• EXERCISE:
Below are some records. Say how many of their lines include the string "caption", giving only the number.

• RECORDS PROVIDED:
---*---

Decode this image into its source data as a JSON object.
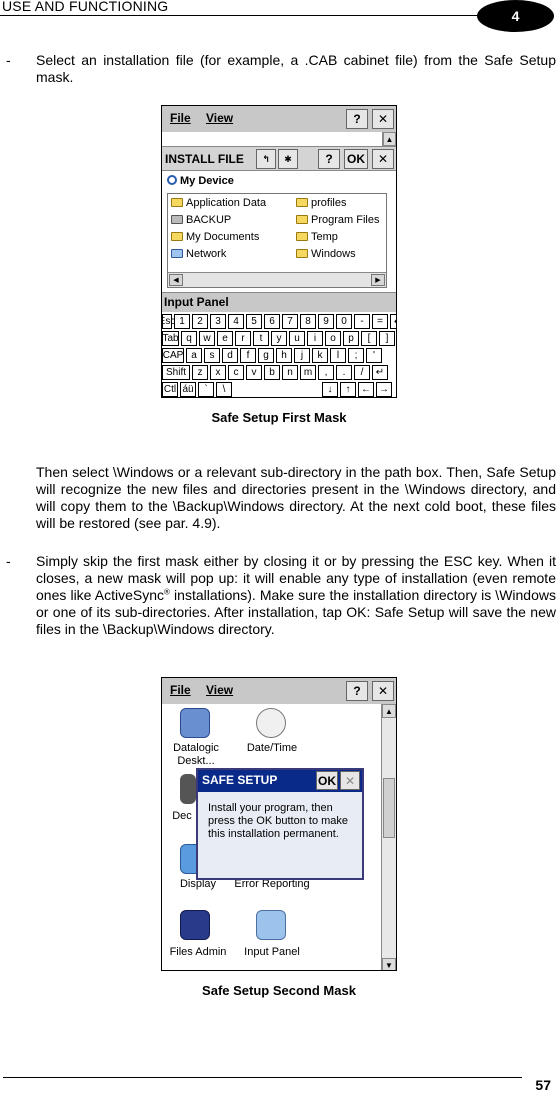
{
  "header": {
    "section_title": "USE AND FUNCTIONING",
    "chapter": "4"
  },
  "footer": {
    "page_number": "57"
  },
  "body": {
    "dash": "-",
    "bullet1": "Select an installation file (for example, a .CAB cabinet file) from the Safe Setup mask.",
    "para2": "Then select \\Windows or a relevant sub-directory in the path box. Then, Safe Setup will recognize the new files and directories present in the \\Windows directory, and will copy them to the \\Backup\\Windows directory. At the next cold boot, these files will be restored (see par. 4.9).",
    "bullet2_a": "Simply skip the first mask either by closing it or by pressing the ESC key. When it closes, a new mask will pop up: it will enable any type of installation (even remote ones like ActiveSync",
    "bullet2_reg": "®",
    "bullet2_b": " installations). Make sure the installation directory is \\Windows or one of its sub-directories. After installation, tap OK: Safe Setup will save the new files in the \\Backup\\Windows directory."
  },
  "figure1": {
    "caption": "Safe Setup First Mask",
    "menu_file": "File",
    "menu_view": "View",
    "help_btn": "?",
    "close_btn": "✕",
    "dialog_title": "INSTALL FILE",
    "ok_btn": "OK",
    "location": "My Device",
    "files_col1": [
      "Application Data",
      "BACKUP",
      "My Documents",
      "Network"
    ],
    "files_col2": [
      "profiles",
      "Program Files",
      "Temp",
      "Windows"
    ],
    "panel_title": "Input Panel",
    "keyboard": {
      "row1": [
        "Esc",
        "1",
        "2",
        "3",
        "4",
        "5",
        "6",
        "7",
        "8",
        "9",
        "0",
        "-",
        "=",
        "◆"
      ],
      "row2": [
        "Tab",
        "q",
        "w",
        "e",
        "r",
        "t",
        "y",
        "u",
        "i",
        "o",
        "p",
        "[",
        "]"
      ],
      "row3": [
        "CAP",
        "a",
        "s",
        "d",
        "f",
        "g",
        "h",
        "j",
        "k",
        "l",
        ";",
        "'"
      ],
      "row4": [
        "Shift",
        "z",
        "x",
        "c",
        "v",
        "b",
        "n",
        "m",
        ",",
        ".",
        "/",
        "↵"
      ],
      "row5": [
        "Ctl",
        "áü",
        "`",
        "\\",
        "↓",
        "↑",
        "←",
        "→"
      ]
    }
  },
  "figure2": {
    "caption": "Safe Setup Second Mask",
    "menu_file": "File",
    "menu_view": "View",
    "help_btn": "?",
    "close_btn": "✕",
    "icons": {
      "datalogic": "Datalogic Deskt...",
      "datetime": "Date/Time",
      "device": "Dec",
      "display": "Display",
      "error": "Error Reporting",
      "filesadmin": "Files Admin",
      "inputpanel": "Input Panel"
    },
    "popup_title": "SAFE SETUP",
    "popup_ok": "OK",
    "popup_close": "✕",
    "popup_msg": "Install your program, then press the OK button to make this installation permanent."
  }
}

---*---

• REPLY TO THE EXERCISE:
2